Objective:
Reproduce the part of the entries that opens with the line containing "Itemize the components" and closes with the line containing "iceland-coast [639,485,763,567]", keeping both of those lines and omitting the pictures.

Input records:

.....

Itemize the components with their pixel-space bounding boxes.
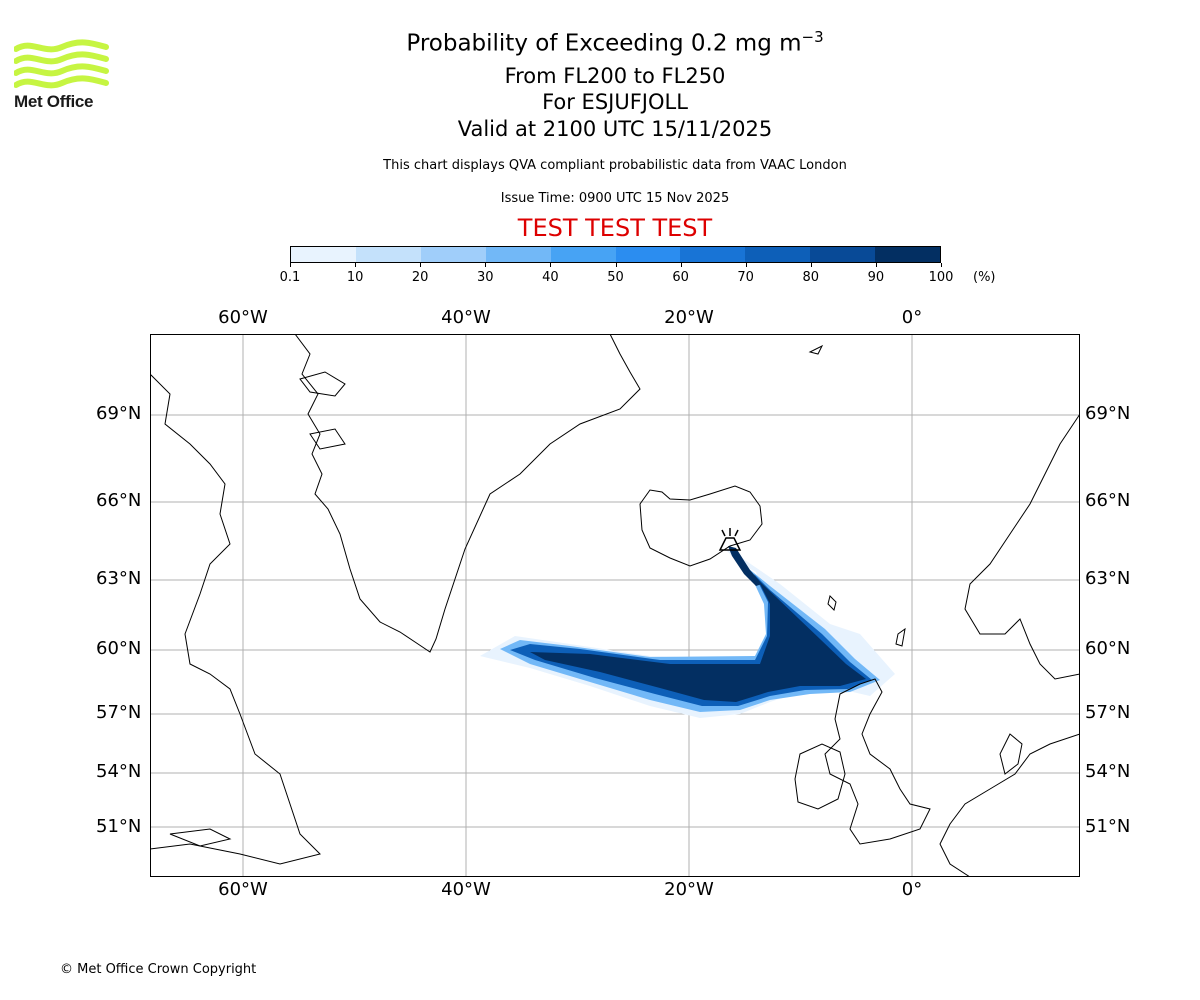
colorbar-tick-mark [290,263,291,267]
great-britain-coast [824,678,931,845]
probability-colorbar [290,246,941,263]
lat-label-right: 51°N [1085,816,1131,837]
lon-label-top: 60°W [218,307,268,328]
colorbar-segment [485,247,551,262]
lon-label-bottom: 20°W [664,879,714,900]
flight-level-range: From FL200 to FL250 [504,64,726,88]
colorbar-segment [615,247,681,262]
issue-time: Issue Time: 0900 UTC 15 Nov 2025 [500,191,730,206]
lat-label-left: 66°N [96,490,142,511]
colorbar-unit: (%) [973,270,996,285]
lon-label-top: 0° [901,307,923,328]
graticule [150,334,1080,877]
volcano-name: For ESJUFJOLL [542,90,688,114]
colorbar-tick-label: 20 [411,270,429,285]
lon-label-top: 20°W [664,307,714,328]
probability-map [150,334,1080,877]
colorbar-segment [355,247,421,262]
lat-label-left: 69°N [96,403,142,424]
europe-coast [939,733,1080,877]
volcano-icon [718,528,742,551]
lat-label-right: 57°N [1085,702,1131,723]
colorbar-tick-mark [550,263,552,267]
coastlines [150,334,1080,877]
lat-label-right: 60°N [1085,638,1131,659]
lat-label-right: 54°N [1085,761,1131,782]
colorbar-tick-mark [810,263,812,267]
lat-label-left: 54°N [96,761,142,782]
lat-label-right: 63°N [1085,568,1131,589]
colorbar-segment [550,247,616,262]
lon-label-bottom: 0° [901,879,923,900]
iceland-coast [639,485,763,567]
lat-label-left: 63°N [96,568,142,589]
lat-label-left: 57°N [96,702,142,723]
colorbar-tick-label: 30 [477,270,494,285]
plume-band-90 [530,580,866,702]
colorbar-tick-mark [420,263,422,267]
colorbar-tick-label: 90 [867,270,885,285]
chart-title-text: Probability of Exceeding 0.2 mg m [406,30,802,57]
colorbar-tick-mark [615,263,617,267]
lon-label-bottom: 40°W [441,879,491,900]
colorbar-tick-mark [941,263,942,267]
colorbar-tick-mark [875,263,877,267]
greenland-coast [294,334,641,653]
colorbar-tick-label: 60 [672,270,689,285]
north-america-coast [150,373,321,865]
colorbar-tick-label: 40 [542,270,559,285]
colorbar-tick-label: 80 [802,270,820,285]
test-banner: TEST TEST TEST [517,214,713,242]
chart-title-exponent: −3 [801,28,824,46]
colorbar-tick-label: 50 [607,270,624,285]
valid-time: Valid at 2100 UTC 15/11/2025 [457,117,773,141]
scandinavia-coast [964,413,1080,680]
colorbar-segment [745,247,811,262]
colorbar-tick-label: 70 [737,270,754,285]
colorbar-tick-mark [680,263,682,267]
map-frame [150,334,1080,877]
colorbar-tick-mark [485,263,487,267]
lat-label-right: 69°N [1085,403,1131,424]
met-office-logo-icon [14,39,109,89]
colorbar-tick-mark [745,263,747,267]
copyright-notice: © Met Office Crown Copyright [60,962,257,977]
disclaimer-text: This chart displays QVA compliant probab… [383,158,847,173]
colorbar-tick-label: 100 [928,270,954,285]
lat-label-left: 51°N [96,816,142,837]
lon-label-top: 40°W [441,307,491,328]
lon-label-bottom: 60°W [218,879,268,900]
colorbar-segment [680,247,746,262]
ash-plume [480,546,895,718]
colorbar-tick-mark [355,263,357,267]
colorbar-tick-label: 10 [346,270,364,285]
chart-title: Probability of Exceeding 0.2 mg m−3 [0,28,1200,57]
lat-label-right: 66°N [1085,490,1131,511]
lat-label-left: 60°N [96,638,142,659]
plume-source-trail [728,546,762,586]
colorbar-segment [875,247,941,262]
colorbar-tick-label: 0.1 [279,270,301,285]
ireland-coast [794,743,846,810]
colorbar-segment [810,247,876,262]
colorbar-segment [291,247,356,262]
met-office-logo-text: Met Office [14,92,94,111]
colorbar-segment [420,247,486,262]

.....

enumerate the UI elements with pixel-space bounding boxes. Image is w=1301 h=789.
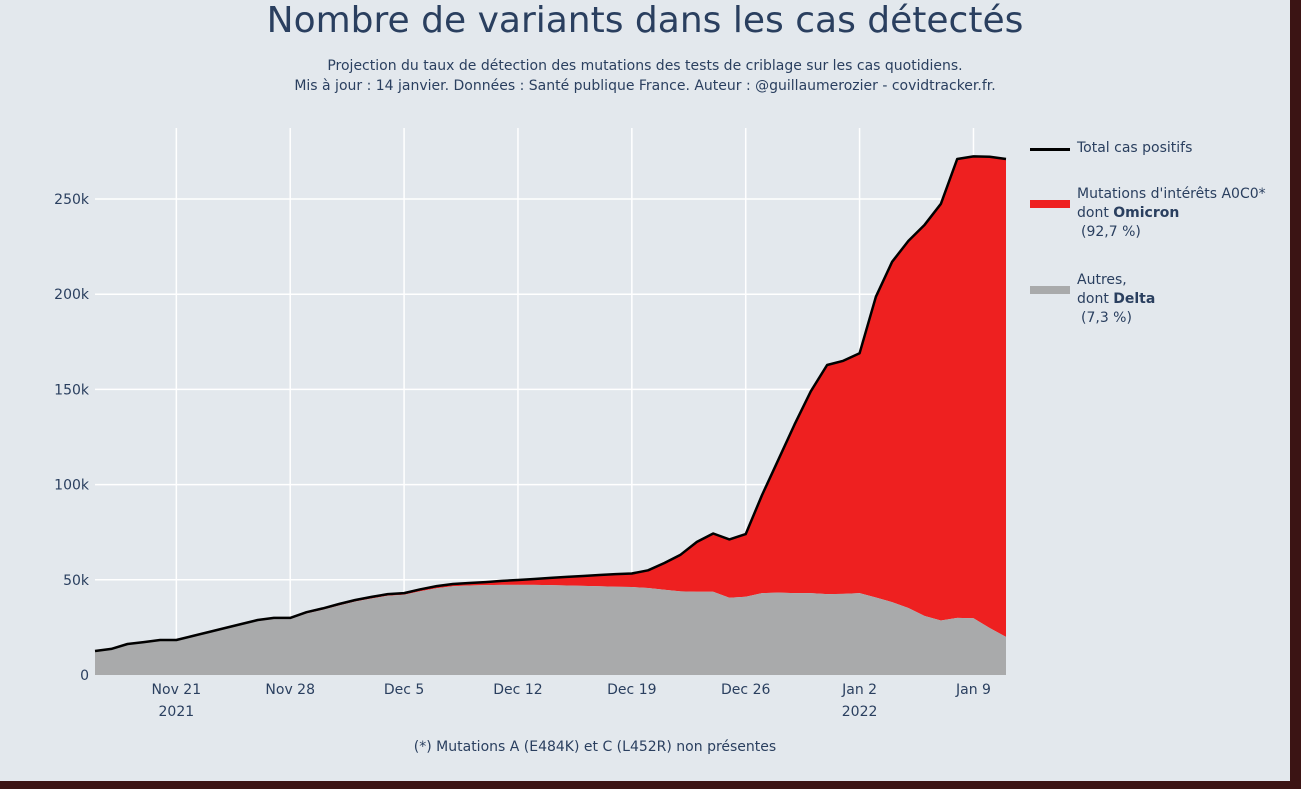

.....

Task solution:
Itemize the components with their pixel-space bounding boxes.
colorbar-tick-mark [290,263,291,267]
great-britain-coast [824,678,931,845]
probability-colorbar [290,246,941,263]
lat-label-right: 51°N [1085,816,1131,837]
lon-label-top: 60°W [218,307,268,328]
colorbar-segment [485,247,551,262]
lon-label-bottom: 20°W [664,879,714,900]
flight-level-range: From FL200 to FL250 [504,64,726,88]
colorbar-segment [615,247,681,262]
issue-time: Issue Time: 0900 UTC 15 Nov 2025 [500,191,730,206]
lat-label-left: 66°N [96,490,142,511]
colorbar-unit: (%) [973,270,996,285]
lon-label-top: 0° [901,307,923,328]
graticule [150,334,1080,877]
volcano-name: For ESJUFJOLL [542,90,688,114]
colorbar-tick-label: 20 [411,270,429,285]
lon-label-top: 20°W [664,307,714,328]
probability-map [150,334,1080,877]
colorbar-segment [355,247,421,262]
lat-label-left: 69°N [96,403,142,424]
europe-coast [939,733,1080,877]
volcano-icon [718,528,742,551]
lat-label-right: 57°N [1085,702,1131,723]
colorbar-tick-mark [550,263,552,267]
coastlines [150,334,1080,877]
lat-label-right: 60°N [1085,638,1131,659]
lat-label-right: 54°N [1085,761,1131,782]
colorbar-tick-mark [810,263,812,267]
lat-label-left: 54°N [96,761,142,782]
lat-label-right: 63°N [1085,568,1131,589]
colorbar-segment [550,247,616,262]
lon-label-bottom: 0° [901,879,923,900]
iceland-coast [639,485,763,567]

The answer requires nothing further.